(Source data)

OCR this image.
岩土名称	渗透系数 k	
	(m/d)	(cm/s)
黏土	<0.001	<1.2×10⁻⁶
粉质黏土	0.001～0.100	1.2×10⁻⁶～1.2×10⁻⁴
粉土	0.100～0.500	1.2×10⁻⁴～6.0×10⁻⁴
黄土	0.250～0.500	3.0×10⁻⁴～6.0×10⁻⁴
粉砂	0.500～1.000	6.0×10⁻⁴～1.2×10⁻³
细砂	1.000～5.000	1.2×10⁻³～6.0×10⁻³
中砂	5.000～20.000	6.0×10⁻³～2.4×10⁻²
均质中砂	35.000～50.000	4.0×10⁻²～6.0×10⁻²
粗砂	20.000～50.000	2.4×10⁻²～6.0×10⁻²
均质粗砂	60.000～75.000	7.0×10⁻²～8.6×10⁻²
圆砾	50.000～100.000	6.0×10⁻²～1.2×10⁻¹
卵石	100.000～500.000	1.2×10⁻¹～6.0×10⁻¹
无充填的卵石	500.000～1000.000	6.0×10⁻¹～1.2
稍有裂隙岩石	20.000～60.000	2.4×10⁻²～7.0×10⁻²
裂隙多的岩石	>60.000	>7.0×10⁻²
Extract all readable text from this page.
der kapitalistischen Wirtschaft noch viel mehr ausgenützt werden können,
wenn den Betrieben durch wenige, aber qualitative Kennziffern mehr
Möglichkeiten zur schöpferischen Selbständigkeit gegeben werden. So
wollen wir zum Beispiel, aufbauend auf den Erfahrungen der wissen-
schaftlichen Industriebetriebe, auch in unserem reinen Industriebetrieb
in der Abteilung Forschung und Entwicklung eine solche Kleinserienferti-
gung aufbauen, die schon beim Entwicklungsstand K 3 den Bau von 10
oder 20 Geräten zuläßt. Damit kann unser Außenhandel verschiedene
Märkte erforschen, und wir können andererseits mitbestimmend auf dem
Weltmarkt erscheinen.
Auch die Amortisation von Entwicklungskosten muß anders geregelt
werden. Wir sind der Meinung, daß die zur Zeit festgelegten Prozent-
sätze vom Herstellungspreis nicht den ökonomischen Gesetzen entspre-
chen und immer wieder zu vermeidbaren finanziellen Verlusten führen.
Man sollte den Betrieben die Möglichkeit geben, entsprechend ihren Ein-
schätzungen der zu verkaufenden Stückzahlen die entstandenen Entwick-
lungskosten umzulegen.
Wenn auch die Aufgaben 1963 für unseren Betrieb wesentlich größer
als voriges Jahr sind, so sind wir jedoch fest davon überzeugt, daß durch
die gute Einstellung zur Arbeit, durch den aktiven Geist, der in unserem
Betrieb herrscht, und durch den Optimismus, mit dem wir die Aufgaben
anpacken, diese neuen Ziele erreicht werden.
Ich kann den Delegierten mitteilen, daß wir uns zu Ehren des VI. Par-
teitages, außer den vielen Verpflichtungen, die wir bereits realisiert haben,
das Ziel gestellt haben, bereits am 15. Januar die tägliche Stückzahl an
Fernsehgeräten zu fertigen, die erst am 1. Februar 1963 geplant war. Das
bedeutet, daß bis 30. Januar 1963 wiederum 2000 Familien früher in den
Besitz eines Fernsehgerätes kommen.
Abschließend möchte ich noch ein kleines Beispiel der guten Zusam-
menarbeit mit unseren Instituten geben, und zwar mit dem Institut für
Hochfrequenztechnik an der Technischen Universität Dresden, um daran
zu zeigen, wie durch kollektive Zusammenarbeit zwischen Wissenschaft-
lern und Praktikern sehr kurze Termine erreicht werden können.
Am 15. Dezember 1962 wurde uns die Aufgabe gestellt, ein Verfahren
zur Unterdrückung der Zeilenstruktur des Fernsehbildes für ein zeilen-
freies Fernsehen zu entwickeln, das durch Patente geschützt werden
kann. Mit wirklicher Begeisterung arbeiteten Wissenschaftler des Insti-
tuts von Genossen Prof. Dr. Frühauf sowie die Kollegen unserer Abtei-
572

### What is asked
Identify the lines that hold the word "Aufgaben". Copy every one of them.

### Solution
Wenn auch die Aufgaben 1963 für unseren Betrieb wesentlich größer
Betrieb herrscht, und durch den Optimismus, mit dem wir die Aufgaben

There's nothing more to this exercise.